* START *

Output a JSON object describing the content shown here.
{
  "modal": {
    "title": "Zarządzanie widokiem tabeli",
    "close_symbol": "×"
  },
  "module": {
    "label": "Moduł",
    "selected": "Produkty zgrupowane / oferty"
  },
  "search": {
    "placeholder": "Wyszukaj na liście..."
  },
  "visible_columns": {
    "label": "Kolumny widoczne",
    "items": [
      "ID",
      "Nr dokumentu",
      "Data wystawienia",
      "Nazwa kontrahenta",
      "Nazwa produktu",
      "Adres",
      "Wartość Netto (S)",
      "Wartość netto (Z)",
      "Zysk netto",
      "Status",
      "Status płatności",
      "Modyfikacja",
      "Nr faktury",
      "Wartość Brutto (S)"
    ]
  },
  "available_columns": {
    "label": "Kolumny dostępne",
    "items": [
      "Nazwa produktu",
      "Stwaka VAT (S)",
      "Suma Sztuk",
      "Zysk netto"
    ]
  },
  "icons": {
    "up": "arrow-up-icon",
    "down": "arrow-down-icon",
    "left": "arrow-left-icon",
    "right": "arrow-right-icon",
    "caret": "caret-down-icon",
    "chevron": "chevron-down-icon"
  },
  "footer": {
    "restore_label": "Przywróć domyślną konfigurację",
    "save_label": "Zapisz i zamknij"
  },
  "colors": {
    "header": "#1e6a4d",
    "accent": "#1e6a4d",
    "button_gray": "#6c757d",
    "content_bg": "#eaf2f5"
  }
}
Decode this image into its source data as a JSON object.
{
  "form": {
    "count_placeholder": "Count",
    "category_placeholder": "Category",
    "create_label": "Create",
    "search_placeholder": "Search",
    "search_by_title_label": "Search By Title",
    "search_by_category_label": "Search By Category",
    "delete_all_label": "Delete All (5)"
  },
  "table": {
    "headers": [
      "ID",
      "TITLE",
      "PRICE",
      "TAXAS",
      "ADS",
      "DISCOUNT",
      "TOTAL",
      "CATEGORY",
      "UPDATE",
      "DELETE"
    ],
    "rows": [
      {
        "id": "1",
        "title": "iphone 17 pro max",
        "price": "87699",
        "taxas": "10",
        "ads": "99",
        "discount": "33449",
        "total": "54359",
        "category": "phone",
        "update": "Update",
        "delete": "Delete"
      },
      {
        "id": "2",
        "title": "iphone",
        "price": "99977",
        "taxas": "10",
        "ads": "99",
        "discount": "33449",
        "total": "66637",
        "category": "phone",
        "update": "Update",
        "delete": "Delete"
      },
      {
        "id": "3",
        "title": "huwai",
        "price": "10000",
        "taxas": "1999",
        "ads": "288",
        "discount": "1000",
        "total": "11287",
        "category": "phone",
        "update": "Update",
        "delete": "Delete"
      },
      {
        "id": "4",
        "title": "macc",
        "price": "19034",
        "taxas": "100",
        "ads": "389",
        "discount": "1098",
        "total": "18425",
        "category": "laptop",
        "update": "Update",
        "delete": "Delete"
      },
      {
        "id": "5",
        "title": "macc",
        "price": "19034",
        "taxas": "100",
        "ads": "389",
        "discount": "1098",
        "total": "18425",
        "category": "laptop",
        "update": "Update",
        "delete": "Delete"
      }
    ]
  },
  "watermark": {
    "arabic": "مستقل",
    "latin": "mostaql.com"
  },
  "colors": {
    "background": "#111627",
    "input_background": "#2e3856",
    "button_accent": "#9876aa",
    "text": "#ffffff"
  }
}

* END *

= Objective =
Locate the lines above that hold the word "JSON". Show every one of them.

= Answer to the task =
Output a JSON object describing the content shown here.
Decode this image into its source data as a JSON object.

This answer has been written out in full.